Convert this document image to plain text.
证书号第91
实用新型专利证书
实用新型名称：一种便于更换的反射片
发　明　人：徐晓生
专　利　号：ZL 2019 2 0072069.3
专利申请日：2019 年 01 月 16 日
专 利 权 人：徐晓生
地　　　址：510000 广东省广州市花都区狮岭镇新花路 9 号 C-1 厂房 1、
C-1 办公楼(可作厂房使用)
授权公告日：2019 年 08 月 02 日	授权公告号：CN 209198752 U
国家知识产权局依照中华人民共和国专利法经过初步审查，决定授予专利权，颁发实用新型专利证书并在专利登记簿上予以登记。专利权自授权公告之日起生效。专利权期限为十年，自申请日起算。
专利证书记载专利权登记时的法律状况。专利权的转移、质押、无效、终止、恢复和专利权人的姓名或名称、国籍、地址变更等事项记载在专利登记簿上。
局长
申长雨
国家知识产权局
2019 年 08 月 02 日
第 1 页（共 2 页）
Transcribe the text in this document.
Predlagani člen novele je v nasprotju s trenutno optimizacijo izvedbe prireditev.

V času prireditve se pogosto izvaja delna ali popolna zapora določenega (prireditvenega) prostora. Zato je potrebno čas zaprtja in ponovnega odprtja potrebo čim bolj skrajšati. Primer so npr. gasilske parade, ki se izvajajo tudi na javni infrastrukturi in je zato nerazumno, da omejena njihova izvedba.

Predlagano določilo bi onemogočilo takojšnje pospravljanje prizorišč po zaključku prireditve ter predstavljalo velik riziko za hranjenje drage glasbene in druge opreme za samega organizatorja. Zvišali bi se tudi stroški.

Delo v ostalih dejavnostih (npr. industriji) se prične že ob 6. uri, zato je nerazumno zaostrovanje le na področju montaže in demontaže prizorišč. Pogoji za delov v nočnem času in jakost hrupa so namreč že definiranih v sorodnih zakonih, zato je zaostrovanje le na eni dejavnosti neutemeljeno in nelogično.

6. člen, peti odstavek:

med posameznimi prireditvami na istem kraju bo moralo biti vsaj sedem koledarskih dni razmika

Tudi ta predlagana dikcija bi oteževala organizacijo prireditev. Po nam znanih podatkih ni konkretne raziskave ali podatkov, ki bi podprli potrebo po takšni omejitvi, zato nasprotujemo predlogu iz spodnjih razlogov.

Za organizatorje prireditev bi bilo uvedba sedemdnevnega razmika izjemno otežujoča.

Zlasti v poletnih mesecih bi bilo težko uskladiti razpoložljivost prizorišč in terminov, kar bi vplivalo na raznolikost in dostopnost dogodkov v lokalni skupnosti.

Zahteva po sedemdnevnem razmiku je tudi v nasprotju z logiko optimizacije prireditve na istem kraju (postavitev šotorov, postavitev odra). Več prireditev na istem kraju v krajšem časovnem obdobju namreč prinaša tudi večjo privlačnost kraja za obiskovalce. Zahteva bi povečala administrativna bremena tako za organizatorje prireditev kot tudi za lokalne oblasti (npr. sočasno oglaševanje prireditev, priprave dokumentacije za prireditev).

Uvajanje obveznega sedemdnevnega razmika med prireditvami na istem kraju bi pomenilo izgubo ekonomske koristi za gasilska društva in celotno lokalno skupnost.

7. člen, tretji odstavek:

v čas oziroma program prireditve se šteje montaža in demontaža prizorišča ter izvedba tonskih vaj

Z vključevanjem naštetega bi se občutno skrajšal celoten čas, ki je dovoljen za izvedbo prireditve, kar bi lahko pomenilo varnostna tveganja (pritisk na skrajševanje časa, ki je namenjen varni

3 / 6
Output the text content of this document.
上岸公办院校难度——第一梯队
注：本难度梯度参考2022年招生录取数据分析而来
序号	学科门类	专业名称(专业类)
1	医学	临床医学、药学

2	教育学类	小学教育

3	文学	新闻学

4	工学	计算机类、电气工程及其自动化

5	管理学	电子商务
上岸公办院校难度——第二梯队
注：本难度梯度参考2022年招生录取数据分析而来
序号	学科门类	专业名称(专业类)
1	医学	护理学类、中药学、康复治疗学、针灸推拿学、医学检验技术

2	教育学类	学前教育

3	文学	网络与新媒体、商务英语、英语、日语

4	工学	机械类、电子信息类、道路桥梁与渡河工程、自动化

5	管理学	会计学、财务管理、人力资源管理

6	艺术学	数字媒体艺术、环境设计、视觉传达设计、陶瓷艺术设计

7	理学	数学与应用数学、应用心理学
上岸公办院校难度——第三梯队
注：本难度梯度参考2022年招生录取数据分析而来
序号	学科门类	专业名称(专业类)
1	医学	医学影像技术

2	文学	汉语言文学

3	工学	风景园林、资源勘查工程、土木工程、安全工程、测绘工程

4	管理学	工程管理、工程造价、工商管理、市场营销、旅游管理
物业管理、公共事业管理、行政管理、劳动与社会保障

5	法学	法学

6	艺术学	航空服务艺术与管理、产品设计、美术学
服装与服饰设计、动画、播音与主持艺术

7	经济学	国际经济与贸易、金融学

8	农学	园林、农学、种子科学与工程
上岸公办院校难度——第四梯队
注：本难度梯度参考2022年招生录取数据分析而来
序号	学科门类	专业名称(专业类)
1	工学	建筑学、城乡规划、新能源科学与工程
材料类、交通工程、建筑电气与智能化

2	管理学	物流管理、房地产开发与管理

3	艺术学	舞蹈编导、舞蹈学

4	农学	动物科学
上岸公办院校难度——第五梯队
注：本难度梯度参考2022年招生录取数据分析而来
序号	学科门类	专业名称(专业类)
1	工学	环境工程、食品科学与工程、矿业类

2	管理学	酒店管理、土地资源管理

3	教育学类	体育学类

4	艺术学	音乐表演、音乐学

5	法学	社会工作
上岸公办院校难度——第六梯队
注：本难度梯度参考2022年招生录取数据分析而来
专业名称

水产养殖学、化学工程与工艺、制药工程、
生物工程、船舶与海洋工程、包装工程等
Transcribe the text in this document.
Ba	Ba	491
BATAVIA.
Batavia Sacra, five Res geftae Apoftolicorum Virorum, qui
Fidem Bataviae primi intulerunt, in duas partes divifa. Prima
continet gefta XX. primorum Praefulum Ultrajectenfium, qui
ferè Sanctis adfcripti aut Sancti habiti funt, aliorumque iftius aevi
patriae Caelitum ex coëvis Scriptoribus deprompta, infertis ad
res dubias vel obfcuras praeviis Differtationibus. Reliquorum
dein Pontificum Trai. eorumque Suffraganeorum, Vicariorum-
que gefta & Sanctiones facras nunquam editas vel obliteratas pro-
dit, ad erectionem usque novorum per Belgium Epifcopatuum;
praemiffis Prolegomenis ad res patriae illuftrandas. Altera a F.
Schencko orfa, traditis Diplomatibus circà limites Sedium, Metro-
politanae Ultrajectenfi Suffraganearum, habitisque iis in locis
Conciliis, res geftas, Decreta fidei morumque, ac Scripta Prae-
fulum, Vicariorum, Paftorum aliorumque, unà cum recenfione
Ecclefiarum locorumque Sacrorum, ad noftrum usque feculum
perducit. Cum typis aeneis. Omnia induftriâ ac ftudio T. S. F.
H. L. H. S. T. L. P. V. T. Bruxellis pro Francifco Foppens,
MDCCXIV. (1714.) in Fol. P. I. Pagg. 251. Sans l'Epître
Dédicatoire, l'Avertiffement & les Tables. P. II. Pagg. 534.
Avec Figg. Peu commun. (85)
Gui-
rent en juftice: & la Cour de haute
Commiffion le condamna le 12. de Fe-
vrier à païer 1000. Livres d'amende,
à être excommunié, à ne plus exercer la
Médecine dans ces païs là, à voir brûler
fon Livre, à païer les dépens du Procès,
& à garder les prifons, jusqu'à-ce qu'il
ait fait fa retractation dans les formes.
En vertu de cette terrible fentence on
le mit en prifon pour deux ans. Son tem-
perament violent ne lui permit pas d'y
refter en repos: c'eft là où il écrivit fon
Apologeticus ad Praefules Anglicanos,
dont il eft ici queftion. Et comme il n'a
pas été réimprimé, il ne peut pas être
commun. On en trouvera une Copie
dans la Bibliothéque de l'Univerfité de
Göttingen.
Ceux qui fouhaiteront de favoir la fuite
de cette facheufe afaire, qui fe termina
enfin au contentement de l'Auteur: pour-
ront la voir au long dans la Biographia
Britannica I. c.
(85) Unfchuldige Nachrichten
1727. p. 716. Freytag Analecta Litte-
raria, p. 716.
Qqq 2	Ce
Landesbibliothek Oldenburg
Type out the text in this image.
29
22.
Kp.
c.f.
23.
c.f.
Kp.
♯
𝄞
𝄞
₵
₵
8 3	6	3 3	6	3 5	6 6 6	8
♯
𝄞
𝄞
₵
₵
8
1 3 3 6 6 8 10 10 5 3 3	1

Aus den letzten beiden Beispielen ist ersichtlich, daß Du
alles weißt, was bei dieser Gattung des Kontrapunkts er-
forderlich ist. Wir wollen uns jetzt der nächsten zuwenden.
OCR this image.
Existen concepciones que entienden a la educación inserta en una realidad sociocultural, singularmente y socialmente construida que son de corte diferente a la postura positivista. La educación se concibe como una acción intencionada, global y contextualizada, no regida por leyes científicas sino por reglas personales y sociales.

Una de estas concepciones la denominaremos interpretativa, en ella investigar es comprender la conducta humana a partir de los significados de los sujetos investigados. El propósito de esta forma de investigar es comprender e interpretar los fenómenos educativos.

○ ○ ○ ○ ○

## Short task:
Determine the number of lines in the entries above where the string "païer" appears. Answer with the number alone.

## The solution:
2